Note each line where "Cardiff" appears, and copy it.

**RAW RECORDS**

────────

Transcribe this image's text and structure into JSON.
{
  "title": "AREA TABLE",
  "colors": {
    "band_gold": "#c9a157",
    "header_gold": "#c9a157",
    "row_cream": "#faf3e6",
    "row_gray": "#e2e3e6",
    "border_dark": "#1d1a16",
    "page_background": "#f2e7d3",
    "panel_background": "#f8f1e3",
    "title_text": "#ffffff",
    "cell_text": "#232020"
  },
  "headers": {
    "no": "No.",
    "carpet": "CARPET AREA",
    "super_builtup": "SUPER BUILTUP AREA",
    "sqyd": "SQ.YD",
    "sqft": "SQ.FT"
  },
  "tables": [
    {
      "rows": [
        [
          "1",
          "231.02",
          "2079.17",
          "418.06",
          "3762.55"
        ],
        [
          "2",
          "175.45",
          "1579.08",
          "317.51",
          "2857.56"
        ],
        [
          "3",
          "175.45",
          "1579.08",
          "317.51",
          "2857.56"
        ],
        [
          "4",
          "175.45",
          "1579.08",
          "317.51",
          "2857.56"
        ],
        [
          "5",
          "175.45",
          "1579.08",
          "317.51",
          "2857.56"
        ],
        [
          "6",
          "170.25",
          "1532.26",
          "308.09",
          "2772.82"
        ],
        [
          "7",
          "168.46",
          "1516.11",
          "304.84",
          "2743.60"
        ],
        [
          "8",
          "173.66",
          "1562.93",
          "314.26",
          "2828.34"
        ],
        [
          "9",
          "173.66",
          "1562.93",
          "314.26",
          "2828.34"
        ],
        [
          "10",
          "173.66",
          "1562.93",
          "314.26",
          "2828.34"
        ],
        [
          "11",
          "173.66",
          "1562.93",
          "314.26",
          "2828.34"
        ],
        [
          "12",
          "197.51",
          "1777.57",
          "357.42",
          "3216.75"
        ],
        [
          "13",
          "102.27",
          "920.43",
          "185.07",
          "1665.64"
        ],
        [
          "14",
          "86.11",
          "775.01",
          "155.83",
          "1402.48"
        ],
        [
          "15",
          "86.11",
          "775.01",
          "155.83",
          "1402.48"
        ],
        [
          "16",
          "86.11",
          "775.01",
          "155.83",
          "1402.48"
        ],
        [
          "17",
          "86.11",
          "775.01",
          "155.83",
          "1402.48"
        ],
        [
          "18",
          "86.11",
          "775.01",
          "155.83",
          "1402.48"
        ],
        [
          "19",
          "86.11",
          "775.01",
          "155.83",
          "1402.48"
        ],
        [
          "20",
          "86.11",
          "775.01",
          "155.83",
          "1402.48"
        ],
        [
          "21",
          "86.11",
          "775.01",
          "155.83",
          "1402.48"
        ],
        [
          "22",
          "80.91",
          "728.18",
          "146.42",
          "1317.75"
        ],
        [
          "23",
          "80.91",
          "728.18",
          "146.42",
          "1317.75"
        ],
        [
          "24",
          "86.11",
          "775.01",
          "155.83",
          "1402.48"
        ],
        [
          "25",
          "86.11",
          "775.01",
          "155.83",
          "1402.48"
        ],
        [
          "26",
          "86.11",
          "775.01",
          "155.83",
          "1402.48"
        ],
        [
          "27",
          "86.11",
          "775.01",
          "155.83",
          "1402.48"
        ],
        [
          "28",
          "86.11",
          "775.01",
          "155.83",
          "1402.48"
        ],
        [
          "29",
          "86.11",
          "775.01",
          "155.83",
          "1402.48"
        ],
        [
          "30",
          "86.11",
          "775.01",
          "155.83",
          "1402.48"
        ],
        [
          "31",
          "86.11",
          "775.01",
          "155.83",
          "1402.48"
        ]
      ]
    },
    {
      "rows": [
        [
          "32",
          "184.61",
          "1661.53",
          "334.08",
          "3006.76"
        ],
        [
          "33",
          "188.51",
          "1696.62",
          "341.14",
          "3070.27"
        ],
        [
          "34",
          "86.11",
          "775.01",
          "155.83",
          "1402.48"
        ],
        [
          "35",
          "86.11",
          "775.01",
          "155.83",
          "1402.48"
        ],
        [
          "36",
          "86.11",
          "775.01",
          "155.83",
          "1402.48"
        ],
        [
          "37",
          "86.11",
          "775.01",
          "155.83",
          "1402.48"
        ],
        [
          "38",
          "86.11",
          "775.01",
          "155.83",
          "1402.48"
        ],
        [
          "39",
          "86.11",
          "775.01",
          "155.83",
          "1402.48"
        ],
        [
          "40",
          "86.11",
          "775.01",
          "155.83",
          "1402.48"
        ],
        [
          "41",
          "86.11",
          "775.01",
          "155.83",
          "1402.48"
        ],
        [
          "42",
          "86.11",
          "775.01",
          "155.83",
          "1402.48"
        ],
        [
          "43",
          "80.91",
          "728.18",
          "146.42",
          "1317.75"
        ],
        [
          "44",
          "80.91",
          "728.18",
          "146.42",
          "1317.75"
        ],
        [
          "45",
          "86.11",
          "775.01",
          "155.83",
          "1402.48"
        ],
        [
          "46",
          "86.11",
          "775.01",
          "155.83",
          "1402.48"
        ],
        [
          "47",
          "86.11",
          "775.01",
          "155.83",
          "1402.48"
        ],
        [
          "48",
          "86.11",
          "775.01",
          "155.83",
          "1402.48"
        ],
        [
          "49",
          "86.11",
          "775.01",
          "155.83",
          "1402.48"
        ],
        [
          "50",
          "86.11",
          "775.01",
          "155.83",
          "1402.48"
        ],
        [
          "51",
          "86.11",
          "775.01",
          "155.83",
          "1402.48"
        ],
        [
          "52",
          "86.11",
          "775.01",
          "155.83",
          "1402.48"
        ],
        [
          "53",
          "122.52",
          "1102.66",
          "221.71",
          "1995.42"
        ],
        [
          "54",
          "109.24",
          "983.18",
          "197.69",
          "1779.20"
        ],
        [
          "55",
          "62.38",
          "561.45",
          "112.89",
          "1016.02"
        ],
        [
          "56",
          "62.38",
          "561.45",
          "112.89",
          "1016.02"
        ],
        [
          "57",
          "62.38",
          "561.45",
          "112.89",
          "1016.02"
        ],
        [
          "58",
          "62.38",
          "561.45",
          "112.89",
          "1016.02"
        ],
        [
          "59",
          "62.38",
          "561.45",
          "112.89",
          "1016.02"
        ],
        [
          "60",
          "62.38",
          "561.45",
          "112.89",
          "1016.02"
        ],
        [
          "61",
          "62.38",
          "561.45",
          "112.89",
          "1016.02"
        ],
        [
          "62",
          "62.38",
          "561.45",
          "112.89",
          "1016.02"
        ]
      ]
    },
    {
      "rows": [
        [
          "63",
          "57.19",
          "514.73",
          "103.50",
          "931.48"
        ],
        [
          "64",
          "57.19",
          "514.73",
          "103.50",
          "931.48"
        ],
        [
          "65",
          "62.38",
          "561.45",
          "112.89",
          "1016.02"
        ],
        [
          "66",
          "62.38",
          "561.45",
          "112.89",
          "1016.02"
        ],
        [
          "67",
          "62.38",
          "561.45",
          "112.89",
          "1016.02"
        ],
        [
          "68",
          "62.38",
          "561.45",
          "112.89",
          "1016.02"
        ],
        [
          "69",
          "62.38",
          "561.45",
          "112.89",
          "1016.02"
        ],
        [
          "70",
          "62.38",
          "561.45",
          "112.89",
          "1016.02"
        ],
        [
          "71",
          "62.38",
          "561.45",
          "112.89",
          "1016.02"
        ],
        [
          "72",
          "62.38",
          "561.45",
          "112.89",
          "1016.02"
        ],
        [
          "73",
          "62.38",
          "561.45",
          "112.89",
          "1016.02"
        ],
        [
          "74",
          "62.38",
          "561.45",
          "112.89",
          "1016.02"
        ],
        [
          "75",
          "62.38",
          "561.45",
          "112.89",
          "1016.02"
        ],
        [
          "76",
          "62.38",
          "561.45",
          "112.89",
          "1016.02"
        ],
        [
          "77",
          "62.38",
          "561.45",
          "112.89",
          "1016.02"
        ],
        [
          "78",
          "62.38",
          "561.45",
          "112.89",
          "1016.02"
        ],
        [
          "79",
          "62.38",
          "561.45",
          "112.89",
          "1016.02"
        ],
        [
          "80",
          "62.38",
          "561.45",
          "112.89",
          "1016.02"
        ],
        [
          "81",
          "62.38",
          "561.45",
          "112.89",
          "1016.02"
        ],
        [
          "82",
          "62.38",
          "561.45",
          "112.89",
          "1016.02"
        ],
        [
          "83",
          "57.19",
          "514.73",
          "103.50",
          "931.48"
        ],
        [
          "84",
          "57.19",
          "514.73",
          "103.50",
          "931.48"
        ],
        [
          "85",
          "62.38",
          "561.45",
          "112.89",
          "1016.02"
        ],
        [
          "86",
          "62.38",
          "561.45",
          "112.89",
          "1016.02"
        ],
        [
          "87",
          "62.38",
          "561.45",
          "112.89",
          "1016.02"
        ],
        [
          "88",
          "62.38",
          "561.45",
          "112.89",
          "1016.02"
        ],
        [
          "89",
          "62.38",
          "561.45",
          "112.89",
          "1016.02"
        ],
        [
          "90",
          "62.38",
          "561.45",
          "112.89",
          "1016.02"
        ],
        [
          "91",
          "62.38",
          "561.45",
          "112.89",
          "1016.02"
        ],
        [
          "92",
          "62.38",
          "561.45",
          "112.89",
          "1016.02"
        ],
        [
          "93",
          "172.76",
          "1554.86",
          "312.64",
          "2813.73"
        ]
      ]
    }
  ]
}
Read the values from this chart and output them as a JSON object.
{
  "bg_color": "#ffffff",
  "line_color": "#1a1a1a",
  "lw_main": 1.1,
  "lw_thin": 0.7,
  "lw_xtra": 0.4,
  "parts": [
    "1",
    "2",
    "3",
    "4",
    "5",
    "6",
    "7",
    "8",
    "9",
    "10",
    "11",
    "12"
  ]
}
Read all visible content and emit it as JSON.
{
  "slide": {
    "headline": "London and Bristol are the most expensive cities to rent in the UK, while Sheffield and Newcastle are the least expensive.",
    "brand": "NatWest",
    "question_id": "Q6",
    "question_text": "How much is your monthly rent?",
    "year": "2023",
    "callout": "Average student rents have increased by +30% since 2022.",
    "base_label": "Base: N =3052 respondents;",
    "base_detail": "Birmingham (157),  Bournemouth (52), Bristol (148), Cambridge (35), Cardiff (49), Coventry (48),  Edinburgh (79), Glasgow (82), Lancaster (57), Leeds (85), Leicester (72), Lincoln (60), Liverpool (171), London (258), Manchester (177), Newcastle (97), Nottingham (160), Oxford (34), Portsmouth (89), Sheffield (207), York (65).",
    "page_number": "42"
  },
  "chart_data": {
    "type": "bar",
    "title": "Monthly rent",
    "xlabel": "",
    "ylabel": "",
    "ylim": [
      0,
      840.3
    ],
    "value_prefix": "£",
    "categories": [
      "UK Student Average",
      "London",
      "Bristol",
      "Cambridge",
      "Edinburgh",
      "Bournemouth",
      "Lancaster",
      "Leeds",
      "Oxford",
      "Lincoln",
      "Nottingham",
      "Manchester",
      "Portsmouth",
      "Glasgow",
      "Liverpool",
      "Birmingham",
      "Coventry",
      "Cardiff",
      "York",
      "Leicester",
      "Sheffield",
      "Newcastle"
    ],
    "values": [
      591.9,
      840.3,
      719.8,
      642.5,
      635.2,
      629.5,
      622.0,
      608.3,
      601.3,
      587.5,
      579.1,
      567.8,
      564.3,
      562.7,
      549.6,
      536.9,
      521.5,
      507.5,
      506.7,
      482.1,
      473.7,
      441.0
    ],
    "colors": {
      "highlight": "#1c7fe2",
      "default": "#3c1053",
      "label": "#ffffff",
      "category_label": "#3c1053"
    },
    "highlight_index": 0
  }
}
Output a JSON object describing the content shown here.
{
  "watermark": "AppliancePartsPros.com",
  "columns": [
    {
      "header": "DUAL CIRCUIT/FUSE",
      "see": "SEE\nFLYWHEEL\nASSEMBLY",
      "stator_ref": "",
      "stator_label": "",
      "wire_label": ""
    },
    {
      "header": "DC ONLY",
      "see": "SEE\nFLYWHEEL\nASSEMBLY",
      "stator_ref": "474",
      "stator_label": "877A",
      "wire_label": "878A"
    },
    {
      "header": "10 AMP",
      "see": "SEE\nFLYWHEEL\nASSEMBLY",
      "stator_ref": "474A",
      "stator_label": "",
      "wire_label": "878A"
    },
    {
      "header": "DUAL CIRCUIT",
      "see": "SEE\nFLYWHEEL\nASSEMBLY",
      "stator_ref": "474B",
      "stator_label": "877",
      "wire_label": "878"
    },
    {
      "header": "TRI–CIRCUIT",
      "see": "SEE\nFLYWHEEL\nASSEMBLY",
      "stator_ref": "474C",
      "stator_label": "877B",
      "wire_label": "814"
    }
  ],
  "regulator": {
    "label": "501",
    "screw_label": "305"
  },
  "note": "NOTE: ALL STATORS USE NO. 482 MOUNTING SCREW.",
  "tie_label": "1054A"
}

────────

**WORKED ANSWER**
    "base_detail": "Birmingham (157),  Bournemouth (52), Bristol (148), Cambridge (35), Cardiff (49), Coventry (48),  Edinburgh (79), Glasgow (82), Lancaster (57), Leeds (85), Leicester (72), Lincoln (60), Liverpool (171), London (258), Manchester (177), Newcastle (97), Nottingham (160), Oxford (34), Portsmouth (89), Sheffield (207), York (65).",
      "Cardiff",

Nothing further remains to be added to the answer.